Challenge = Print the listing in its entirety and exactly, leaving out images.

Record set =
<<<<

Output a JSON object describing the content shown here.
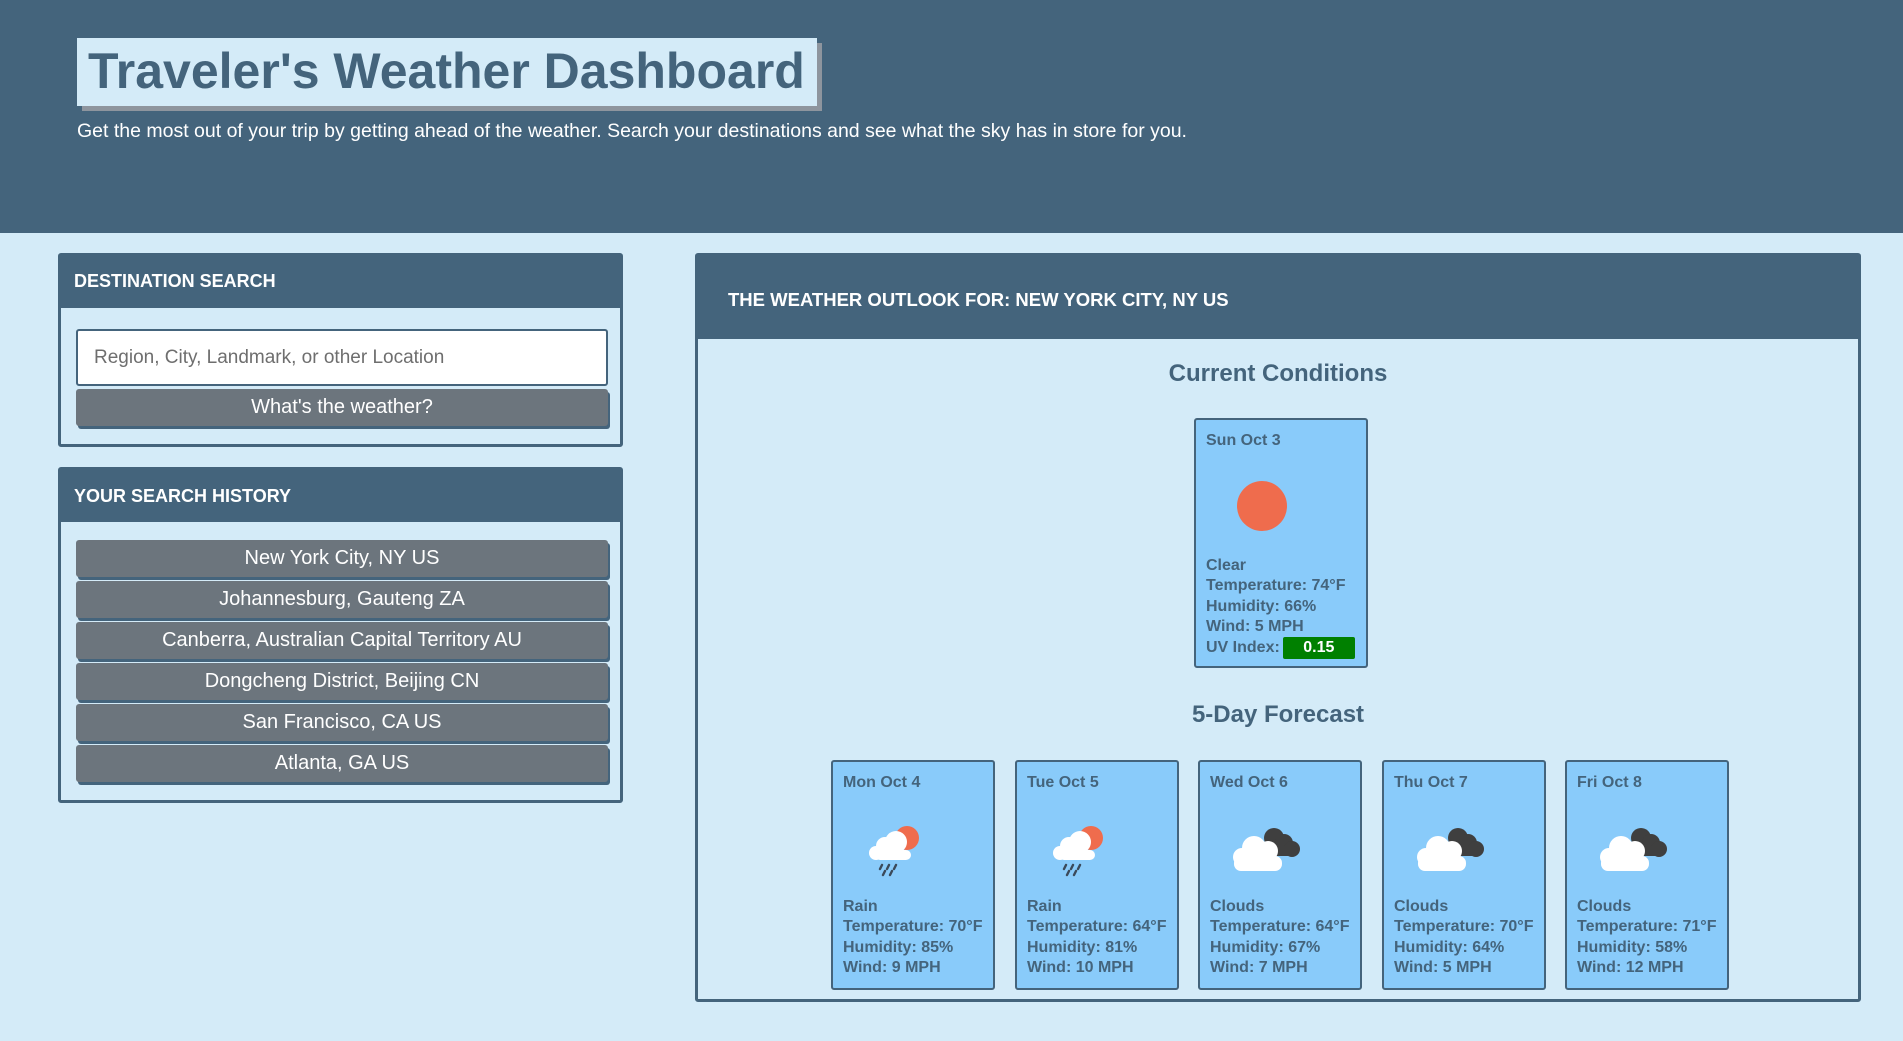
{
  "header": {
    "title": "Traveler's Weather Dashboard",
    "subtitle": "Get the most out of your trip by getting ahead of the weather. Search your destinations and see what the sky has in store for you."
  },
  "search": {
    "heading": "Destination Search",
    "placeholder": "Region, City, Landmark, or other Location",
    "button_label": "What's the weather?"
  },
  "history": {
    "heading": "Your Search History",
    "items": [
      "New York City, NY US",
      "Johannesburg, Gauteng ZA",
      "Canberra, Australian Capital Territory AU",
      "Dongcheng District, Beijing CN",
      "San Francisco, CA US",
      "Atlanta, GA US"
    ]
  },
  "outlook": {
    "heading": "The Weather Outlook For: New York City, NY US",
    "current_title": "Current Conditions",
    "forecast_title": "5-Day Forecast",
    "current": {
      "date": "Sun Oct 3",
      "icon": "sun-icon",
      "condition": "Clear",
      "temperature": "Temperature: 74°F",
      "humidity": "Humidity: 66%",
      "wind": "Wind: 5 MPH",
      "uv_label": "UV Index:",
      "uv_value": "0.15",
      "uv_color": "#008000"
    },
    "forecast": [
      {
        "date": "Mon Oct 4",
        "icon": "rain-icon",
        "condition": "Rain",
        "temperature": "Temperature: 70°F",
        "humidity": "Humidity: 85%",
        "wind": "Wind: 9 MPH"
      },
      {
        "date": "Tue Oct 5",
        "icon": "rain-icon",
        "condition": "Rain",
        "temperature": "Temperature: 64°F",
        "humidity": "Humidity: 81%",
        "wind": "Wind: 10 MPH"
      },
      {
        "date": "Wed Oct 6",
        "icon": "clouds-icon",
        "condition": "Clouds",
        "temperature": "Temperature: 64°F",
        "humidity": "Humidity: 67%",
        "wind": "Wind: 7 MPH"
      },
      {
        "date": "Thu Oct 7",
        "icon": "clouds-icon",
        "condition": "Clouds",
        "temperature": "Temperature: 70°F",
        "humidity": "Humidity: 64%",
        "wind": "Wind: 5 MPH"
      },
      {
        "date": "Fri Oct 8",
        "icon": "clouds-icon",
        "condition": "Clouds",
        "temperature": "Temperature: 71°F",
        "humidity": "Humidity: 58%",
        "wind": "Wind: 12 MPH"
      }
    ]
  },
  "colors": {
    "primary": "#44647c",
    "background": "#d4ebf8",
    "card": "#89cbfa",
    "button": "#6c757d",
    "sun": "#ef6c4d"
  }
}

>>>>

Expected output =
Output a JSON object describing the content shown here.
{
  "header": {
    "title": "Traveler's Weather Dashboard",
    "subtitle": "Get the most out of your trip by getting ahead of the weather. Search your destinations and see what the sky has in store for you."
  },
  "search": {
    "heading": "Destination Search",
    "placeholder": "Region, City, Landmark, or other Location",
    "button_label": "What's the weather?"
  },
  "history": {
    "heading": "Your Search History",
    "items": [
      "New York City, NY US",
      "Johannesburg, Gauteng ZA",
      "Canberra, Australian Capital Territory AU",
      "Dongcheng District, Beijing CN",
      "San Francisco, CA US",
      "Atlanta, GA US"
    ]
  },
  "outlook": {
    "heading": "The Weather Outlook For: New York City, NY US",
    "current_title": "Current Conditions",
    "forecast_title": "5-Day Forecast",
    "current": {
      "date": "Sun Oct 3",
      "icon": "sun-icon",
      "condition": "Clear",
      "temperature": "Temperature: 74°F",
      "humidity": "Humidity: 66%",
      "wind": "Wind: 5 MPH",
      "uv_label": "UV Index:",
      "uv_value": "0.15",
      "uv_color": "#008000"
    },
    "forecast": [
      {
        "date": "Mon Oct 4",
        "icon": "rain-icon",
        "condition": "Rain",
        "temperature": "Temperature: 70°F",
        "humidity": "Humidity: 85%",
        "wind": "Wind: 9 MPH"
      },
      {
        "date": "Tue Oct 5",
        "icon": "rain-icon",
        "condition": "Rain",
        "temperature": "Temperature: 64°F",
        "humidity": "Humidity: 81%",
        "wind": "Wind: 10 MPH"
      },
      {
        "date": "Wed Oct 6",
        "icon": "clouds-icon",
        "condition": "Clouds",
        "temperature": "Temperature: 64°F",
        "humidity": "Humidity: 67%",
        "wind": "Wind: 7 MPH"
      },
      {
        "date": "Thu Oct 7",
        "icon": "clouds-icon",
        "condition": "Clouds",
        "temperature": "Temperature: 70°F",
        "humidity": "Humidity: 64%",
        "wind": "Wind: 5 MPH"
      },
      {
        "date": "Fri Oct 8",
        "icon": "clouds-icon",
        "condition": "Clouds",
        "temperature": "Temperature: 71°F",
        "humidity": "Humidity: 58%",
        "wind": "Wind: 12 MPH"
      }
    ]
  },
  "colors": {
    "primary": "#44647c",
    "background": "#d4ebf8",
    "card": "#89cbfa",
    "button": "#6c757d",
    "sun": "#ef6c4d"
  }
}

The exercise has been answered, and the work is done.